# [Brief]
Work out the number of lines with "this" in them. Reply with that number and no other words.

(Records excerpted from a collection)
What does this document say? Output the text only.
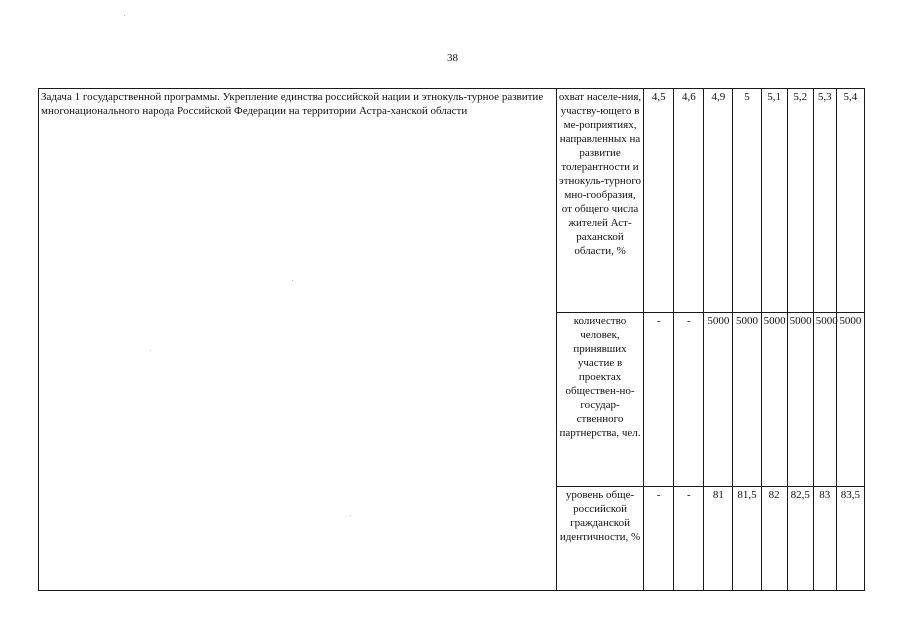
38
Задача 1 государственной программы. Укрепление единства российской нации и этнокуль-турное развитие многонационального народа Российской Федерации на территории Астра-ханской области	охват населе-ния, участву-ющего в ме-роприятиях, направленных на развитие толерантности и этнокуль-турного мно-гообразия, от общего числа жителей Аст-раханской области, %	4,5	4,6	4,9	5	5,1	5,2	5,3	5,4
	количество человек, принявших участие в проектах обществен-но-государ-ственного партнерства, чел.	-	-	5000	5000	5000	5000	5000	5000
	уровень обще-российской гражданской идентичности, %	-	-	81	81,5	82	82,5	83	83,5
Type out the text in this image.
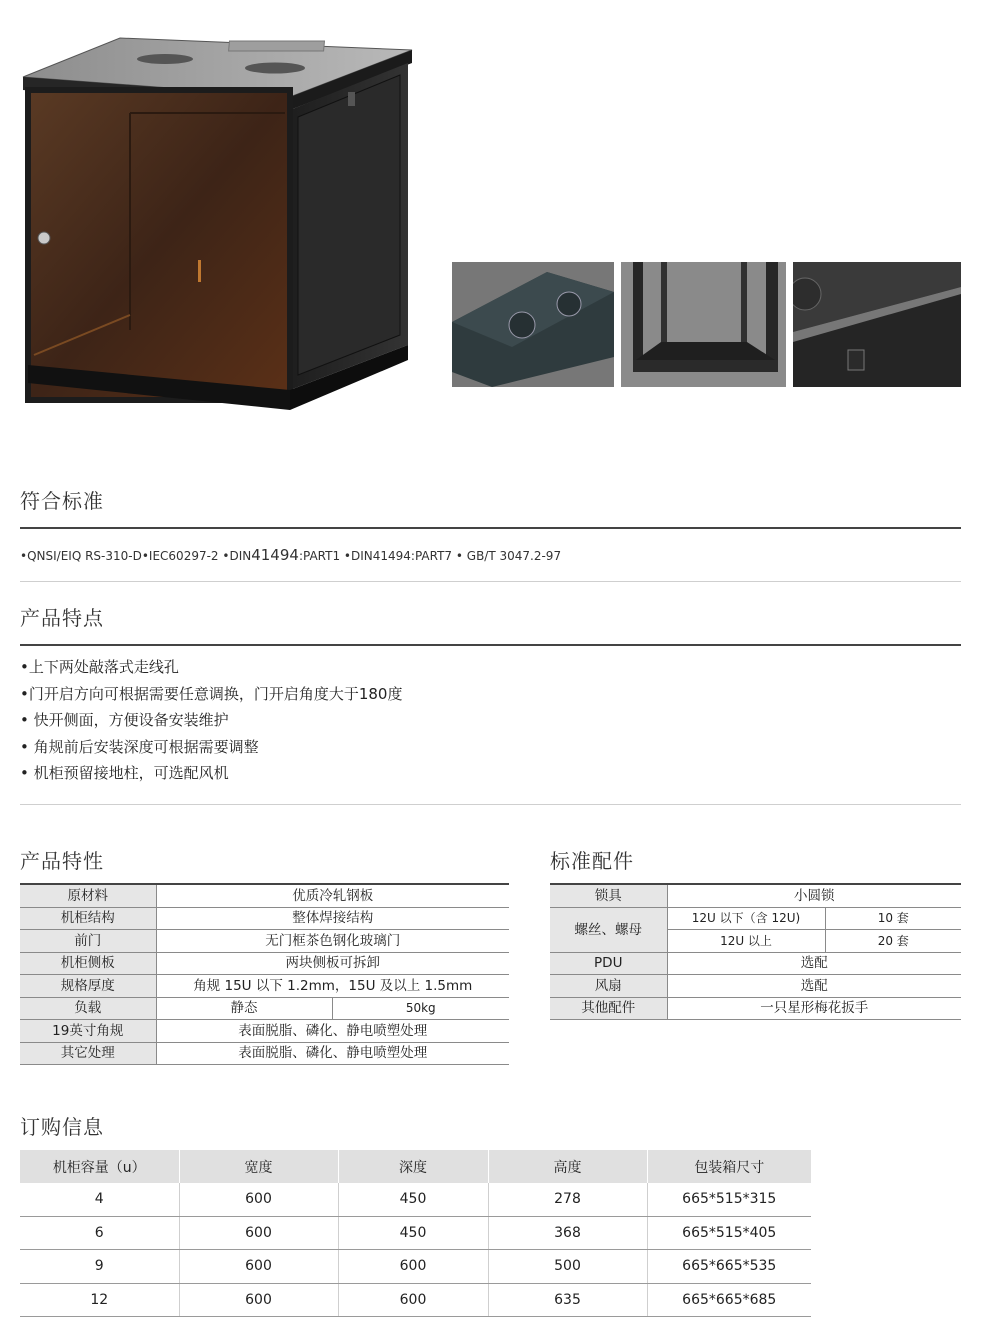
符合标准
•QNSI/EIQ RS-310-D•IEC60297-2 •DIN41494:PART1 •DIN41494:PART7 • GB/T 3047.2-97
产品特点
•上下两处敲落式走线孔
•门开启方向可根据需要任意调换，门开启角度大于180度
• 快开侧面，方便设备安装维护
• 角规前后安装深度可根据需要调整
• 机柜预留接地柱，可选配风机
产品特性
原材料	优质冷轧钢板	
机柜结构	整体焊接结构	
前门	无门框茶色钢化玻璃门	
机柜侧板	两块侧板可拆卸	
规格厚度	角规 15U 以下 1.2mm，15U 及以上 1.5mm	
负载	静态	50kg
19英寸角规	表面脱脂、磷化、静电喷塑处理	
其它处理	表面脱脂、磷化、静电喷塑处理	
标准配件
锁具	小圆锁	
螺丝、螺母	12U 以下（含 12U)	10 套
	12U 以上	20 套
PDU	选配	
风扇	选配	
其他配件	一只星形梅花扳手	
订购信息
机柜容量（u）	宽度	深度	高度	包装箱尺寸
4	600	450	278	665*515*315
6	600	450	368	665*515*405
9	600	600	500	665*665*535
12	600	600	635	665*665*685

# [The reply]
2